─── Listed entries

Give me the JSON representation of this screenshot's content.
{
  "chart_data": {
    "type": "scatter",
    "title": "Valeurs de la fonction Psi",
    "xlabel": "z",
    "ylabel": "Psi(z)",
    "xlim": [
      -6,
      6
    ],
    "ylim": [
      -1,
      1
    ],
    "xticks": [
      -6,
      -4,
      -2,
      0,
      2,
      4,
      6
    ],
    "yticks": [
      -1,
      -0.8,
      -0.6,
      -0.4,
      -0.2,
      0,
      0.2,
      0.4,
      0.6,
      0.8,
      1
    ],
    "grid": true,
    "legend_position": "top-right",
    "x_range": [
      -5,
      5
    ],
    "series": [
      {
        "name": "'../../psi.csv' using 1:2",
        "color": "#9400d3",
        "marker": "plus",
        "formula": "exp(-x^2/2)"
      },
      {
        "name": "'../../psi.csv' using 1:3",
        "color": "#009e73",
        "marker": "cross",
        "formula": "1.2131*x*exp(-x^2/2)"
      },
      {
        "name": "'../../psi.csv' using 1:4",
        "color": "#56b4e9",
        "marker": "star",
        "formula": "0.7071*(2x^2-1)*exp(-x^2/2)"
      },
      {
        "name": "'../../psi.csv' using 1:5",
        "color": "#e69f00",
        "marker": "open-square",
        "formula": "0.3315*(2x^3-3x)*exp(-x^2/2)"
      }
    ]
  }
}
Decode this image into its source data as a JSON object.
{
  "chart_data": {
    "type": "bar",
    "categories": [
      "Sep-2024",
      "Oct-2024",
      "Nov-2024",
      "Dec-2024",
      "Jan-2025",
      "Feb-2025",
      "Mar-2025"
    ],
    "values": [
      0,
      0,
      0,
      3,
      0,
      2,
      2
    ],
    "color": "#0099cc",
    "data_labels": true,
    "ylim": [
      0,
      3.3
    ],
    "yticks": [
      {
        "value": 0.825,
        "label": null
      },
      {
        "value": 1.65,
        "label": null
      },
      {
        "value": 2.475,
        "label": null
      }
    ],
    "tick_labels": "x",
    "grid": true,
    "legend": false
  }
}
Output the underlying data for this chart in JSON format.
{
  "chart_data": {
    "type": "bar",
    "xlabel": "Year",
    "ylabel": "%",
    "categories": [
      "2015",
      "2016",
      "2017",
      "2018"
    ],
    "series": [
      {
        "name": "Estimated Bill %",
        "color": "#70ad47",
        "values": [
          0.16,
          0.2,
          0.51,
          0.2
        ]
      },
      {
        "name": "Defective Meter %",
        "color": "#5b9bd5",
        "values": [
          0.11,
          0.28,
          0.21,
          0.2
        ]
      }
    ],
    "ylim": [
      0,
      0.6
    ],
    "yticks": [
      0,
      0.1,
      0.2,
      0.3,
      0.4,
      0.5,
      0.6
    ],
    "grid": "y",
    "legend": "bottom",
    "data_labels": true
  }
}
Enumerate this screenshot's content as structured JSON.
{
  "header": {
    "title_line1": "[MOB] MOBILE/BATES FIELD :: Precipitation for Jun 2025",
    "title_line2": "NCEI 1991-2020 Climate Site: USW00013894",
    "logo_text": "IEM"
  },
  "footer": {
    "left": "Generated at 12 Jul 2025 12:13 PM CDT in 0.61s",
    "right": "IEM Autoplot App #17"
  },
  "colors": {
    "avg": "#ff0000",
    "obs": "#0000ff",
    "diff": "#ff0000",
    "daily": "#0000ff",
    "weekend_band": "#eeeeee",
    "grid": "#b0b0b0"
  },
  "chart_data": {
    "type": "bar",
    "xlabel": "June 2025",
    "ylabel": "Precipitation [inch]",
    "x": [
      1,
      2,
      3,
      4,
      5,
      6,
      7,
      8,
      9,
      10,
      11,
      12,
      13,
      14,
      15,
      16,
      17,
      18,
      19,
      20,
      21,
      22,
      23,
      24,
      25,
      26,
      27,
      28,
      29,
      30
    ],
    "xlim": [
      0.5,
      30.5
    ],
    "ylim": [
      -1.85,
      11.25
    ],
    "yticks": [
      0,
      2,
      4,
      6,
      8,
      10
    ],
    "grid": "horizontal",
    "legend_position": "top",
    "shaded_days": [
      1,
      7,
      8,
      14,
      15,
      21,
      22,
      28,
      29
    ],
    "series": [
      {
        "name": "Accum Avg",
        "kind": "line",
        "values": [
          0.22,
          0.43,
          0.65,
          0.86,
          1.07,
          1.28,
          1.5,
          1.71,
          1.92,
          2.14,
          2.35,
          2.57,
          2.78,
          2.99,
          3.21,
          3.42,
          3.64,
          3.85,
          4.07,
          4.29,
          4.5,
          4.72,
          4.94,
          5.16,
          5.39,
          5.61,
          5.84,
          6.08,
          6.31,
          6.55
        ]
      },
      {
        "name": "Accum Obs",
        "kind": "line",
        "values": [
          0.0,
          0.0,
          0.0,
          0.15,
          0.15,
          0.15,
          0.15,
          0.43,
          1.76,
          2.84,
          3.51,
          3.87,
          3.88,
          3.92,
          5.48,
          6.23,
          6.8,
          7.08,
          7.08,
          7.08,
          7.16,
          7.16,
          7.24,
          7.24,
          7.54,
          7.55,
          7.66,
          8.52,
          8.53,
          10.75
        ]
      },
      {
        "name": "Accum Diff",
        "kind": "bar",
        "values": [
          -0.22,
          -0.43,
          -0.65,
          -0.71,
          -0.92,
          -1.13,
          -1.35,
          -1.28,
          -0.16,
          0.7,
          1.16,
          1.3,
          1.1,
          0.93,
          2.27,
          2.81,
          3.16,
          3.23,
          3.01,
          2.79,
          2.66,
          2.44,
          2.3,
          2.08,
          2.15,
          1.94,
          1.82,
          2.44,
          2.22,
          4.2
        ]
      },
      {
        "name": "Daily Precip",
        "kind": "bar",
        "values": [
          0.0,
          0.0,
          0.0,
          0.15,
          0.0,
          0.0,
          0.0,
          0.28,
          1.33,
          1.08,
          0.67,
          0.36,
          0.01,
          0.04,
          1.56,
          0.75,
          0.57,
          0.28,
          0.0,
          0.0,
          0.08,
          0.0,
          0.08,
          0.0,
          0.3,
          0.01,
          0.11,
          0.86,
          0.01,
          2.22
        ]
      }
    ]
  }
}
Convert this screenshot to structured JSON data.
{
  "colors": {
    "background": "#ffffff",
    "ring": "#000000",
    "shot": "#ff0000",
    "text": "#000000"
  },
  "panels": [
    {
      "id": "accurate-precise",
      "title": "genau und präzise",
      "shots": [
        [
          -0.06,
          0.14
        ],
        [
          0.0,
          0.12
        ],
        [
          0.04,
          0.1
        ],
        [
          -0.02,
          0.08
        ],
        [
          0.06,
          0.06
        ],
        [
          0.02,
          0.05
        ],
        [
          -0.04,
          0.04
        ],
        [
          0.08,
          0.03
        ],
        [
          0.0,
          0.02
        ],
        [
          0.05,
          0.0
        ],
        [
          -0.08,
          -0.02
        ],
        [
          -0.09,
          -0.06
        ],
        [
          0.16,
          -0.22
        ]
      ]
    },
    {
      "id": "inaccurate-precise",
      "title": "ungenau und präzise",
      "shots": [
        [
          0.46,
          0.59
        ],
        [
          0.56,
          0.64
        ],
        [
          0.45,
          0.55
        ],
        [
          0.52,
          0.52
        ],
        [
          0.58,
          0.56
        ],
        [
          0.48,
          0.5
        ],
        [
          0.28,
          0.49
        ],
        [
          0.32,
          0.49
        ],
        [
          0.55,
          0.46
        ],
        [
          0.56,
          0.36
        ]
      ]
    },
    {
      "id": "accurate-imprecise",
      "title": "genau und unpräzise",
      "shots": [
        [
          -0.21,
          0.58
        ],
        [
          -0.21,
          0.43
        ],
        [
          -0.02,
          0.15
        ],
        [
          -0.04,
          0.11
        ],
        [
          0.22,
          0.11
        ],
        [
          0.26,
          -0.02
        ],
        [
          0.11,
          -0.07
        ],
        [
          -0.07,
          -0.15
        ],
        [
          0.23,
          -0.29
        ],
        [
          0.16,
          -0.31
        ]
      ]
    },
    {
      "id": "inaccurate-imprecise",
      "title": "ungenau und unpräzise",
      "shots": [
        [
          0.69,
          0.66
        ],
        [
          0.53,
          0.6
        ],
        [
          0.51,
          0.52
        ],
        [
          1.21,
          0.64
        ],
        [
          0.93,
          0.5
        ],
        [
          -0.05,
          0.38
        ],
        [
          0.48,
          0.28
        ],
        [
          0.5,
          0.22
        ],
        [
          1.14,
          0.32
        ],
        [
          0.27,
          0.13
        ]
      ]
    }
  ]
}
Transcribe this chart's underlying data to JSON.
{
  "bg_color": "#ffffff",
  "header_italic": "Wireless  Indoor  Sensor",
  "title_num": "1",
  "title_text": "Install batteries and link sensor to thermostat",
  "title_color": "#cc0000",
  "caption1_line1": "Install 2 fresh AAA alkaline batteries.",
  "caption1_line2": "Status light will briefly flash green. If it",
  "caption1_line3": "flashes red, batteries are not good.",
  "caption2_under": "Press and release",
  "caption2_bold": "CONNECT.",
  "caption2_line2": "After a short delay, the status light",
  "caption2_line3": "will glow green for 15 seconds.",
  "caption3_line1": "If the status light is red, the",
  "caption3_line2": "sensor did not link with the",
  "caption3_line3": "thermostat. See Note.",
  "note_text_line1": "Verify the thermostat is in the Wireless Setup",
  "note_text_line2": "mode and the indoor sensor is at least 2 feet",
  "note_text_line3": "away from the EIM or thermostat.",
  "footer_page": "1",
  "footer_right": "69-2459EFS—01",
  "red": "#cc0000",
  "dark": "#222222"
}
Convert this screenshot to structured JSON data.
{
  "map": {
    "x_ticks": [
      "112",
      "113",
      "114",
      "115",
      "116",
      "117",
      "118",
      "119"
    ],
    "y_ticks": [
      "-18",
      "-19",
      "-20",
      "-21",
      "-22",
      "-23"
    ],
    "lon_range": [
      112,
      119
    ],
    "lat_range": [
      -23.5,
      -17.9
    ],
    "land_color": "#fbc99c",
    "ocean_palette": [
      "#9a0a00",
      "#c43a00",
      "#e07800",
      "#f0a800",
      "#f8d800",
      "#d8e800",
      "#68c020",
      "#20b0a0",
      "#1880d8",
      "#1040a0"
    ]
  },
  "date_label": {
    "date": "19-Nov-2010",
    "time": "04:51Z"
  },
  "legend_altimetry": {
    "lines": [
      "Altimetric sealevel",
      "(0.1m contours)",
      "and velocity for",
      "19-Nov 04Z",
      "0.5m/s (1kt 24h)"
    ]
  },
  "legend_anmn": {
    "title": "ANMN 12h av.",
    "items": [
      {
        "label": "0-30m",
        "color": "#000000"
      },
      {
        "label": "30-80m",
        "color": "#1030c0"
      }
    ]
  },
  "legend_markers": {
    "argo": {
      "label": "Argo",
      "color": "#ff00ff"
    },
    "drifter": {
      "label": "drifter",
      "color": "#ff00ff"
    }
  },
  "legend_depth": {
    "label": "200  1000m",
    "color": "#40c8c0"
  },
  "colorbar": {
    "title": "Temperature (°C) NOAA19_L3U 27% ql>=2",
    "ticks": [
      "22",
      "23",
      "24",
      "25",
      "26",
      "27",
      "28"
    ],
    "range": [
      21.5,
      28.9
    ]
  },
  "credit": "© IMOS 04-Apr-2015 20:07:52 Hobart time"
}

──────

* [Problem to solve]:
Out of the records, collect only those lines that contain the string "ylabel".

* [Finished task]:
    "ylabel": "Psi(z)",
    "ylabel": "%",
    "ylabel": "Precipitation [inch]",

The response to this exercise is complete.